-- Problem statement --
Which lines have the string "class"? Copy all of them from the entries below.

-- Materials provided --
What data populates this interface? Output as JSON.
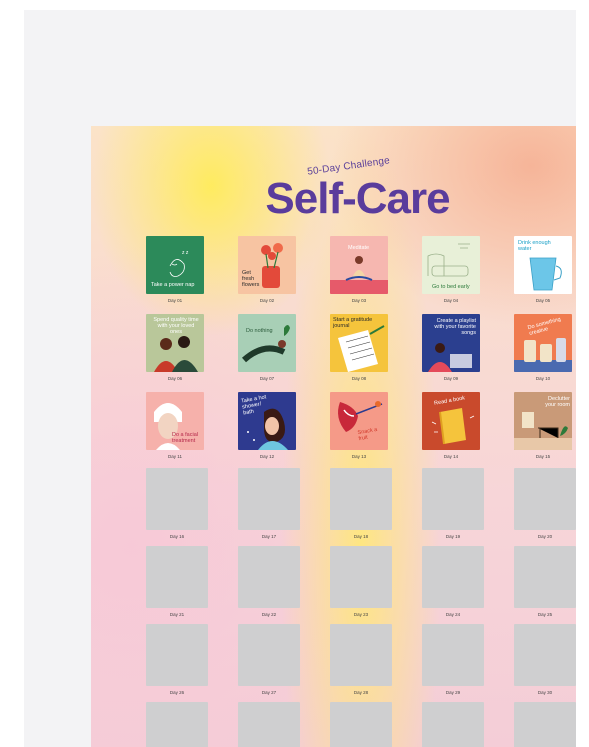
{
  "poster": {
    "subtitle": "50-Day Challenge",
    "title": "Self-Care"
  },
  "tiles": [
    {
      "text": "Take a power nap",
      "day": "Day 01",
      "bg": "#2c8a5a",
      "fg": "#ffffff"
    },
    {
      "text": "Get fresh flowers",
      "day": "Day 02",
      "bg": "#f7c4a2",
      "fg": "#2a2a2a"
    },
    {
      "text": "Meditate",
      "day": "Day 03",
      "bg": "#f6b7b0",
      "fg": "#ffffff"
    },
    {
      "text": "Go to bed early",
      "day": "Day 04",
      "bg": "#e8f0d8",
      "fg": "#2c7a3a"
    },
    {
      "text": "Drink enough water",
      "day": "Day 05",
      "bg": "#ffffff",
      "fg": "#1aa0c7"
    },
    {
      "text": "Spend quality time with your loved ones",
      "day": "Day 06",
      "bg": "#b9c79a",
      "fg": "#ffffff"
    },
    {
      "text": "Do nothing",
      "day": "Day 07",
      "bg": "#a8cfb6",
      "fg": "#2a5a3a"
    },
    {
      "text": "Start a gratitude journal",
      "day": "Day 08",
      "bg": "#f5c43c",
      "fg": "#2a2a2a"
    },
    {
      "text": "Create a playlist with your favorite songs",
      "day": "Day 09",
      "bg": "#2b3f8f",
      "fg": "#ffffff"
    },
    {
      "text": "Do something creative",
      "day": "Day 10",
      "bg": "#f07b4f",
      "fg": "#ffffff"
    },
    {
      "text": "Do a facial treatment",
      "day": "Day 11",
      "bg": "#f6b1ab",
      "fg": "#b5284a"
    },
    {
      "text": "Take a hot shower/ bath",
      "day": "Day 12",
      "bg": "#2e3a8f",
      "fg": "#ffffff"
    },
    {
      "text": "Snack a fruit",
      "day": "Day 13",
      "bg": "#f59a88",
      "fg": "#d23a2c"
    },
    {
      "text": "Read a book",
      "day": "Day 14",
      "bg": "#c94a2c",
      "fg": "#ffffff"
    },
    {
      "text": "Declutter your room",
      "day": "Day 15",
      "bg": "#c99a78",
      "fg": "#ffffff"
    }
  ],
  "empty_days": [
    "Day 16",
    "Day 17",
    "Day 18",
    "Day 19",
    "Day 20",
    "Day 21",
    "Day 22",
    "Day 23",
    "Day 24",
    "Day 25",
    "Day 26",
    "Day 27",
    "Day 28",
    "Day 29",
    "Day 30"
  ]
}
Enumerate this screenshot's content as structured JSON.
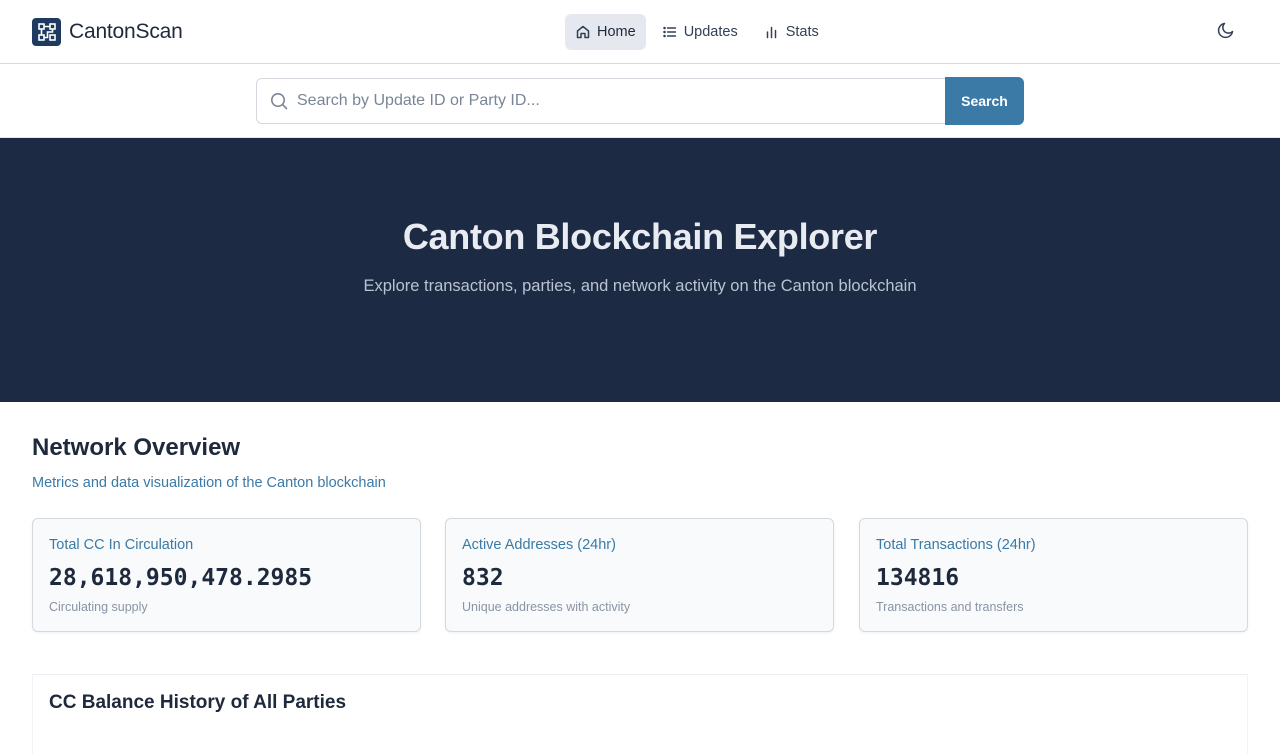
{
  "header": {
    "brand": "CantonScan",
    "nav": [
      {
        "label": "Home",
        "icon": "home-icon",
        "active": true
      },
      {
        "label": "Updates",
        "icon": "list-icon",
        "active": false
      },
      {
        "label": "Stats",
        "icon": "bar-chart-icon",
        "active": false
      }
    ],
    "theme_toggle_icon": "moon-icon"
  },
  "search": {
    "placeholder": "Search by Update ID or Party ID...",
    "value": "",
    "button_label": "Search"
  },
  "hero": {
    "title": "Canton Blockchain Explorer",
    "subtitle": "Explore transactions, parties, and network activity on the Canton blockchain"
  },
  "overview": {
    "title": "Network Overview",
    "subtitle": "Metrics and data visualization of the Canton blockchain",
    "cards": [
      {
        "label": "Total CC In Circulation",
        "value": "28,618,950,478.2985",
        "caption": "Circulating supply"
      },
      {
        "label": "Active Addresses (24hr)",
        "value": "832",
        "caption": "Unique addresses with activity"
      },
      {
        "label": "Total Transactions (24hr)",
        "value": "134816",
        "caption": "Transactions and transfers"
      }
    ]
  },
  "chart_section": {
    "title": "CC Balance History of All Parties"
  },
  "colors": {
    "accent": "#3b7aa6",
    "hero_bg": "#1d2a43",
    "brand_logo": "#1e3a5f"
  }
}
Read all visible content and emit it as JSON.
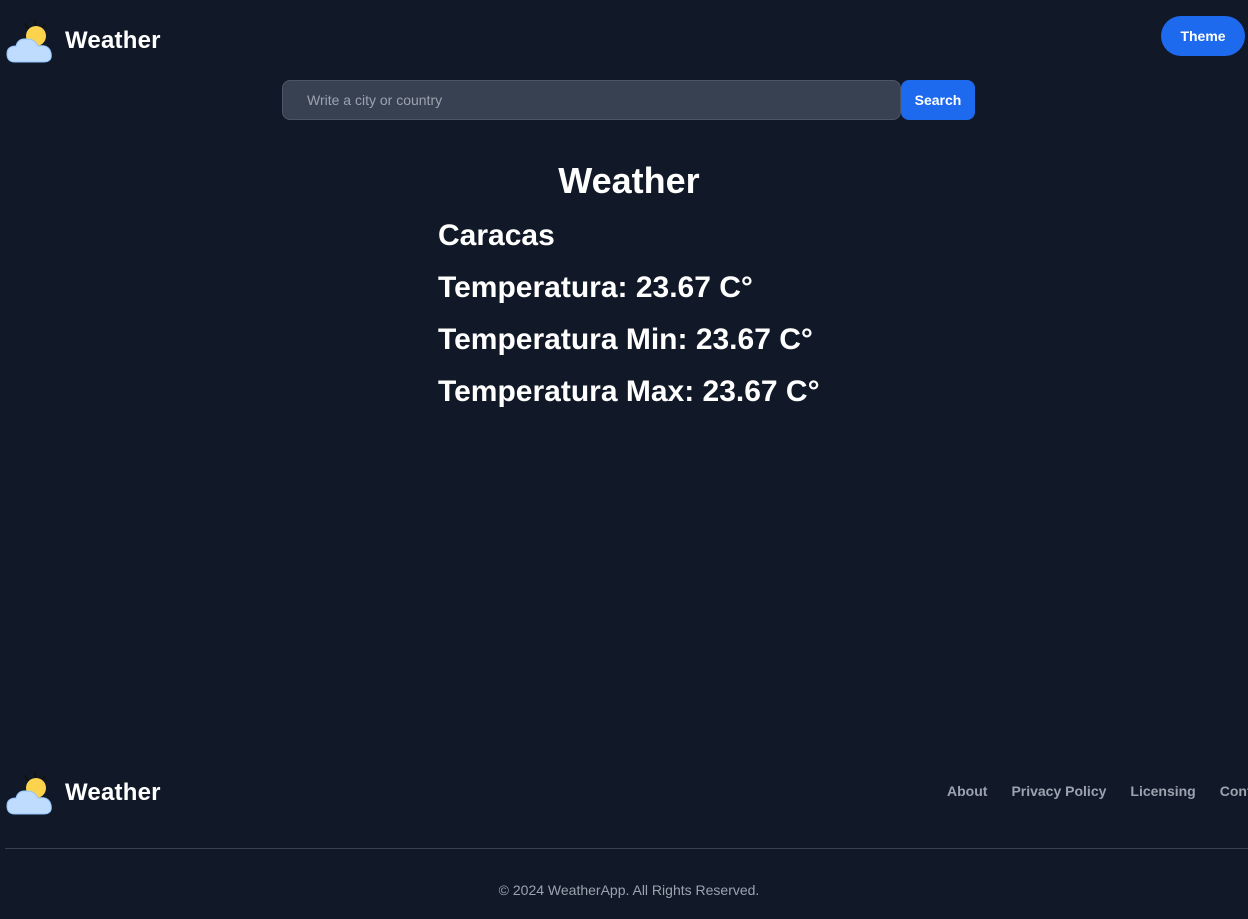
{
  "header": {
    "brand_name": "Weather",
    "logo_icon": "sun-cloud-icon",
    "theme_label": "Theme"
  },
  "search": {
    "placeholder": "Write a city or country",
    "value": "",
    "button_label": "Search"
  },
  "main": {
    "title": "Weather",
    "city": "Caracas",
    "temperature": "Temperatura: 23.67 C°",
    "temp_min": "Temperatura Min: 23.67 C°",
    "temp_max": "Temperatura Max: 23.67 C°"
  },
  "footer": {
    "brand_name": "Weather",
    "links": [
      "About",
      "Privacy Policy",
      "Licensing",
      "Contact"
    ],
    "copyright": "© 2024 WeatherApp. All Rights Reserved."
  },
  "colors": {
    "background": "#111827",
    "accent": "#1d6aef",
    "input_bg": "#374151",
    "muted_text": "#9ca3af"
  }
}
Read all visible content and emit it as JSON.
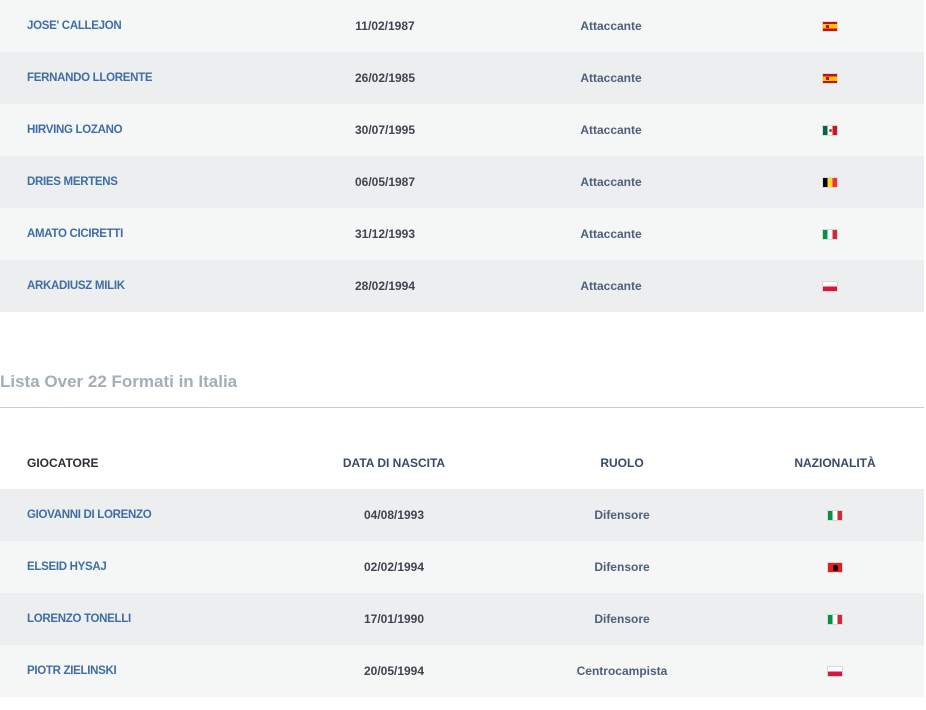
{
  "table1": {
    "rows": [
      {
        "name": "JOSE' CALLEJON",
        "date": "11/02/1987",
        "role": "Attaccante",
        "flag": "es"
      },
      {
        "name": "FERNANDO LLORENTE",
        "date": "26/02/1985",
        "role": "Attaccante",
        "flag": "es"
      },
      {
        "name": "HIRVING LOZANO",
        "date": "30/07/1995",
        "role": "Attaccante",
        "flag": "mx"
      },
      {
        "name": "DRIES MERTENS",
        "date": "06/05/1987",
        "role": "Attaccante",
        "flag": "be"
      },
      {
        "name": "AMATO CICIRETTI",
        "date": "31/12/1993",
        "role": "Attaccante",
        "flag": "it"
      },
      {
        "name": "ARKADIUSZ MILIK",
        "date": "28/02/1994",
        "role": "Attaccante",
        "flag": "pl"
      }
    ]
  },
  "section": {
    "title": "Lista Over 22 Formati in Italia"
  },
  "table2": {
    "headers": {
      "player": "GIOCATORE",
      "birth": "DATA DI NASCITA",
      "role": "RUOLO",
      "nationality": "NAZIONALITÀ"
    },
    "rows": [
      {
        "name": "GIOVANNI DI LORENZO",
        "date": "04/08/1993",
        "role": "Difensore",
        "flag": "it"
      },
      {
        "name": "ELSEID HYSAJ",
        "date": "02/02/1994",
        "role": "Difensore",
        "flag": "al"
      },
      {
        "name": "LORENZO TONELLI",
        "date": "17/01/1990",
        "role": "Difensore",
        "flag": "it"
      },
      {
        "name": "PIOTR ZIELINSKI",
        "date": "20/05/1994",
        "role": "Centrocampista",
        "flag": "pl"
      }
    ]
  },
  "flag_icons": {
    "es": "spain-flag-icon",
    "mx": "mexico-flag-icon",
    "be": "belgium-flag-icon",
    "it": "italy-flag-icon",
    "pl": "poland-flag-icon",
    "al": "albania-flag-icon"
  }
}
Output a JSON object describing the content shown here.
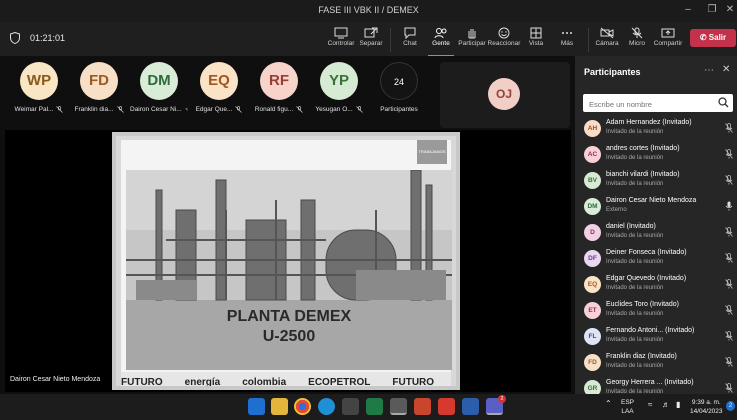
{
  "window": {
    "title": "FASE III VBK II / DEMEX"
  },
  "meeting": {
    "timer": "01:21:01"
  },
  "toolbar": {
    "controlar": "Controlar",
    "compartir": "Separar",
    "chat": "Chat",
    "gente": "Gente",
    "participar": "Participar",
    "reaccionar": "Reaccionar",
    "vista": "Vista",
    "mas": "Más",
    "camara": "Cámara",
    "micro": "Micro",
    "compartir2": "Compartir",
    "salir": "Salir"
  },
  "tiles": [
    {
      "initials": "WP",
      "name": "Weimar Pal...",
      "bg": "#f8e6c4",
      "fg": "#8a5a1a"
    },
    {
      "initials": "FD",
      "name": "Franklin dia...",
      "bg": "#f8e0c8",
      "fg": "#9a5a20"
    },
    {
      "initials": "DM",
      "name": "Dairon Cesar Ni...",
      "bg": "#d8ecd8",
      "fg": "#2e6b3a"
    },
    {
      "initials": "EQ",
      "name": "Edgar Que...",
      "bg": "#fbe3c8",
      "fg": "#a2571d"
    },
    {
      "initials": "RF",
      "name": "Ronald figu...",
      "bg": "#f7d3cc",
      "fg": "#9c3b31"
    },
    {
      "initials": "YP",
      "name": "Yesugan O...",
      "bg": "#d7ead3",
      "fg": "#39713a"
    }
  ],
  "overflow": {
    "count": "24",
    "label": "Participantes"
  },
  "self_tile": {
    "initials": "OJ"
  },
  "slide": {
    "title_line1": "PLANTA DEMEX",
    "title_line2": "U-2500",
    "footer_words": [
      "FUTURO",
      "energía",
      "colombia",
      "ECOPETROL",
      "FUTURO"
    ],
    "badge": "TRABAJAMOS"
  },
  "presenter": {
    "name": "Dairon Cesar Nieto Mendoza"
  },
  "panel": {
    "title": "Participantes",
    "search_placeholder": "Escribe un nombre",
    "participants": [
      {
        "initials": "AH",
        "name": "Adam Hernandez (Invitado)",
        "sub": "Invitado de la reunión",
        "bg": "#f8dcc8",
        "fg": "#9a4e1a",
        "mic": "muted"
      },
      {
        "initials": "AC",
        "name": "andres cortes (Invitado)",
        "sub": "Invitado de la reunión",
        "bg": "#f7d0d8",
        "fg": "#9a2f4a",
        "mic": "muted"
      },
      {
        "initials": "BV",
        "name": "bianchi vilardi (Invitado)",
        "sub": "Invitado de la reunión",
        "bg": "#d7ead3",
        "fg": "#39713a",
        "mic": "muted"
      },
      {
        "initials": "DM",
        "name": "Dairon Cesar Nieto Mendoza",
        "sub": "Externo",
        "bg": "#d8ecd8",
        "fg": "#2e6b3a",
        "mic": "on"
      },
      {
        "initials": "D",
        "name": "daniel (Invitado)",
        "sub": "Invitado de la reunión",
        "bg": "#f2d0e4",
        "fg": "#8b2f66",
        "mic": "muted"
      },
      {
        "initials": "DF",
        "name": "Deiner Fonseca (Invitado)",
        "sub": "Invitado de la reunión",
        "bg": "#ead7f0",
        "fg": "#6b3a86",
        "mic": "muted"
      },
      {
        "initials": "EQ",
        "name": "Edgar Quevedo (Invitado)",
        "sub": "Invitado de la reunión",
        "bg": "#fbe3c8",
        "fg": "#a2571d",
        "mic": "muted"
      },
      {
        "initials": "ET",
        "name": "Euclides Toro (Invitado)",
        "sub": "Invitado de la reunión",
        "bg": "#f7d0d8",
        "fg": "#9a2f4a",
        "mic": "muted"
      },
      {
        "initials": "FL",
        "name": "Fernando Antoni...  (Invitado)",
        "sub": "Invitado de la reunión",
        "bg": "#dfe3f5",
        "fg": "#3c4a8c",
        "mic": "muted"
      },
      {
        "initials": "FD",
        "name": "Franklin diaz (Invitado)",
        "sub": "Invitado de la reunión",
        "bg": "#f8e0c8",
        "fg": "#9a5a20",
        "mic": "muted"
      },
      {
        "initials": "GR",
        "name": "Georgy Herrera ...  (Invitado)",
        "sub": "Invitado de la reunión",
        "bg": "#d7ead3",
        "fg": "#39713a",
        "mic": "muted"
      }
    ]
  },
  "taskbar": {
    "lang_top": "ESP",
    "lang_bottom": "LAA",
    "time": "9:39 a. m.",
    "date": "14/04/2023",
    "notif": "2"
  },
  "colors": {
    "accent": "#7f85f5",
    "leave": "#c4314b"
  }
}
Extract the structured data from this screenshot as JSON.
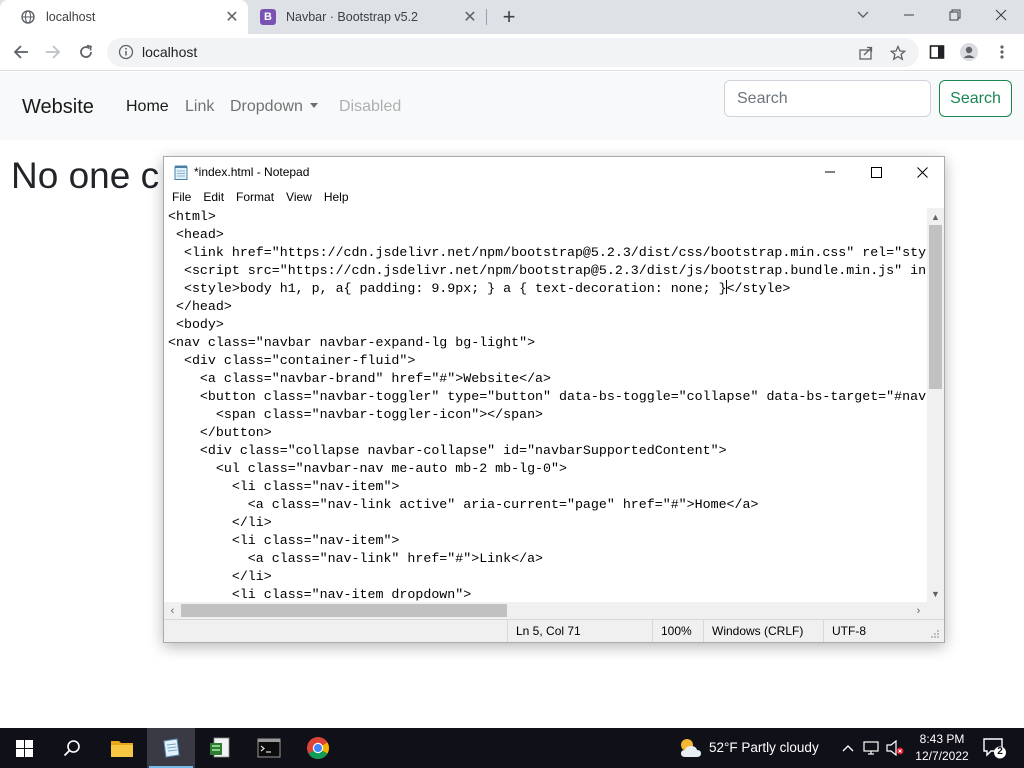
{
  "browser": {
    "tabs": [
      {
        "title": "localhost",
        "active": true
      },
      {
        "title": "Navbar · Bootstrap v5.2",
        "active": false
      }
    ],
    "address": "localhost"
  },
  "website": {
    "brand": "Website",
    "nav_links": [
      "Home",
      "Link",
      "Dropdown",
      "Disabled"
    ],
    "search_placeholder": "Search",
    "search_button": "Search",
    "heading_visible": "No one c"
  },
  "notepad": {
    "title": "*index.html - Notepad",
    "menu": [
      "File",
      "Edit",
      "Format",
      "View",
      "Help"
    ],
    "lines": [
      "<html>",
      " <head>",
      "  <link href=\"https://cdn.jsdelivr.net/npm/bootstrap@5.2.3/dist/css/bootstrap.min.css\" rel=\"sty",
      "  <script src=\"https://cdn.jsdelivr.net/npm/bootstrap@5.2.3/dist/js/bootstrap.bundle.min.js\" in",
      "  <style>body h1, p, a{ padding: 9.9px; } a { text-decoration: none; }</style>",
      " </head>",
      " <body>",
      "<nav class=\"navbar navbar-expand-lg bg-light\">",
      "  <div class=\"container-fluid\">",
      "    <a class=\"navbar-brand\" href=\"#\">Website</a>",
      "    <button class=\"navbar-toggler\" type=\"button\" data-bs-toggle=\"collapse\" data-bs-target=\"#nav",
      "      <span class=\"navbar-toggler-icon\"></span>",
      "    </button>",
      "    <div class=\"collapse navbar-collapse\" id=\"navbarSupportedContent\">",
      "      <ul class=\"navbar-nav me-auto mb-2 mb-lg-0\">",
      "        <li class=\"nav-item\">",
      "          <a class=\"nav-link active\" aria-current=\"page\" href=\"#\">Home</a>",
      "        </li>",
      "        <li class=\"nav-item\">",
      "          <a class=\"nav-link\" href=\"#\">Link</a>",
      "        </li>",
      "        <li class=\"nav-item dropdown\">"
    ],
    "status": {
      "position": "Ln 5, Col 71",
      "zoom": "100%",
      "line_ending": "Windows (CRLF)",
      "encoding": "UTF-8"
    }
  },
  "taskbar": {
    "weather": "52°F  Partly cloudy",
    "time": "8:43 PM",
    "date": "12/7/2022",
    "notification_count": "2"
  }
}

-- Worked solution --
      "<nav class=\"navbar navbar-expand-lg bg-light\">",
      "  <div class=\"container-fluid\">",
      "    <a class=\"navbar-brand\" href=\"#\">Website</a>",
      "    <button class=\"navbar-toggler\" type=\"button\" data-bs-toggle=\"collapse\" data-bs-target=\"#nav",
      "      <span class=\"navbar-toggler-icon\"></span>",
      "    <div class=\"collapse navbar-collapse\" id=\"navbarSupportedContent\">",
      "      <ul class=\"navbar-nav me-auto mb-2 mb-lg-0\">",
      "        <li class=\"nav-item\">",
      "          <a class=\"nav-link active\" aria-current=\"page\" href=\"#\">Home</a>",
      "        <li class=\"nav-item\">",
      "          <a class=\"nav-link\" href=\"#\">Link</a>",
      "        <li class=\"nav-item dropdown\">"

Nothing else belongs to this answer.